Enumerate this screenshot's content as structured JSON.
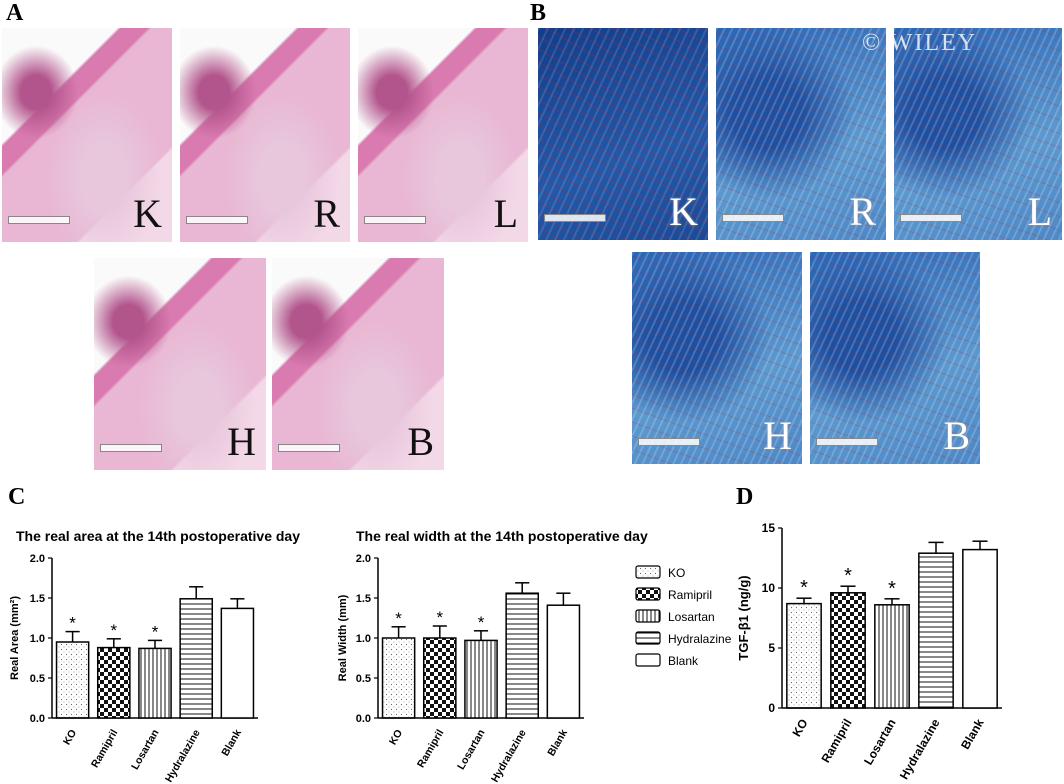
{
  "panels": {
    "a": "A",
    "b": "B",
    "c": "C",
    "d": "D"
  },
  "watermark": "© WILEY",
  "he_images": [
    {
      "tag": "K"
    },
    {
      "tag": "R"
    },
    {
      "tag": "L"
    },
    {
      "tag": "H"
    },
    {
      "tag": "B"
    }
  ],
  "mt_images": [
    {
      "tag": "K"
    },
    {
      "tag": "R"
    },
    {
      "tag": "L"
    },
    {
      "tag": "H"
    },
    {
      "tag": "B"
    }
  ],
  "legend": [
    "KO",
    "Ramipril",
    "Losartan",
    "Hydralazine",
    "Blank"
  ],
  "chart_data": [
    {
      "type": "bar",
      "title": "The real area at the 14th postoperative day",
      "ylabel": "Real Area (mm²)",
      "ylim": [
        0,
        2.0
      ],
      "yticks": [
        "0.0",
        "0.5",
        "1.0",
        "1.5",
        "2.0"
      ],
      "categories": [
        "KO",
        "Ramipril",
        "Losartan",
        "Hydralazine",
        "Blank"
      ],
      "values": [
        0.95,
        0.88,
        0.87,
        1.49,
        1.37
      ],
      "errors": [
        0.13,
        0.11,
        0.1,
        0.15,
        0.12
      ],
      "significance": [
        "*",
        "*",
        "*",
        "",
        ""
      ]
    },
    {
      "type": "bar",
      "title": "The real width at the 14th postoperative day",
      "ylabel": "Real Width (mm)",
      "ylim": [
        0,
        2.0
      ],
      "yticks": [
        "0.0",
        "0.5",
        "1.0",
        "1.5",
        "2.0"
      ],
      "categories": [
        "KO",
        "Ramipril",
        "Losartan",
        "Hydralazine",
        "Blank"
      ],
      "values": [
        1.0,
        1.0,
        0.97,
        1.56,
        1.41
      ],
      "errors": [
        0.14,
        0.15,
        0.12,
        0.13,
        0.15
      ],
      "significance": [
        "*",
        "*",
        "*",
        "",
        ""
      ]
    },
    {
      "type": "bar",
      "title": "",
      "ylabel": "TGF-β1 (ng/g)",
      "ylim": [
        0,
        15
      ],
      "yticks": [
        "0",
        "5",
        "10",
        "15"
      ],
      "categories": [
        "KO",
        "Ramipril",
        "Losartan",
        "Hydralazine",
        "Blank"
      ],
      "values": [
        8.7,
        9.6,
        8.6,
        12.9,
        13.2
      ],
      "errors": [
        0.45,
        0.55,
        0.5,
        0.9,
        0.7
      ],
      "significance": [
        "*",
        "*",
        "*",
        "",
        ""
      ]
    }
  ],
  "colors": {
    "he_tissue": "#d97bb0",
    "mt_collagen": "#2a64b5"
  }
}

=====

*WHAT IS ASKED*
Copy every entry word for word, but omit the pictures.

*RESPONSE TO THE TASK*
Enumerate this screenshot's content as structured JSON.
{
  "panels": {
    "a": "A",
    "b": "B",
    "c": "C",
    "d": "D"
  },
  "watermark": "© WILEY",
  "he_images": [
    {
      "tag": "K"
    },
    {
      "tag": "R"
    },
    {
      "tag": "L"
    },
    {
      "tag": "H"
    },
    {
      "tag": "B"
    }
  ],
  "mt_images": [
    {
      "tag": "K"
    },
    {
      "tag": "R"
    },
    {
      "tag": "L"
    },
    {
      "tag": "H"
    },
    {
      "tag": "B"
    }
  ],
  "legend": [
    "KO",
    "Ramipril",
    "Losartan",
    "Hydralazine",
    "Blank"
  ],
  "chart_data": [
    {
      "type": "bar",
      "title": "The real area at the 14th postoperative day",
      "ylabel": "Real Area (mm²)",
      "ylim": [
        0,
        2.0
      ],
      "yticks": [
        "0.0",
        "0.5",
        "1.0",
        "1.5",
        "2.0"
      ],
      "categories": [
        "KO",
        "Ramipril",
        "Losartan",
        "Hydralazine",
        "Blank"
      ],
      "values": [
        0.95,
        0.88,
        0.87,
        1.49,
        1.37
      ],
      "errors": [
        0.13,
        0.11,
        0.1,
        0.15,
        0.12
      ],
      "significance": [
        "*",
        "*",
        "*",
        "",
        ""
      ]
    },
    {
      "type": "bar",
      "title": "The real width at the 14th postoperative day",
      "ylabel": "Real Width (mm)",
      "ylim": [
        0,
        2.0
      ],
      "yticks": [
        "0.0",
        "0.5",
        "1.0",
        "1.5",
        "2.0"
      ],
      "categories": [
        "KO",
        "Ramipril",
        "Losartan",
        "Hydralazine",
        "Blank"
      ],
      "values": [
        1.0,
        1.0,
        0.97,
        1.56,
        1.41
      ],
      "errors": [
        0.14,
        0.15,
        0.12,
        0.13,
        0.15
      ],
      "significance": [
        "*",
        "*",
        "*",
        "",
        ""
      ]
    },
    {
      "type": "bar",
      "title": "",
      "ylabel": "TGF-β1 (ng/g)",
      "ylim": [
        0,
        15
      ],
      "yticks": [
        "0",
        "5",
        "10",
        "15"
      ],
      "categories": [
        "KO",
        "Ramipril",
        "Losartan",
        "Hydralazine",
        "Blank"
      ],
      "values": [
        8.7,
        9.6,
        8.6,
        12.9,
        13.2
      ],
      "errors": [
        0.45,
        0.55,
        0.5,
        0.9,
        0.7
      ],
      "significance": [
        "*",
        "*",
        "*",
        "",
        ""
      ]
    }
  ],
  "colors": {
    "he_tissue": "#d97bb0",
    "mt_collagen": "#2a64b5"
  }
}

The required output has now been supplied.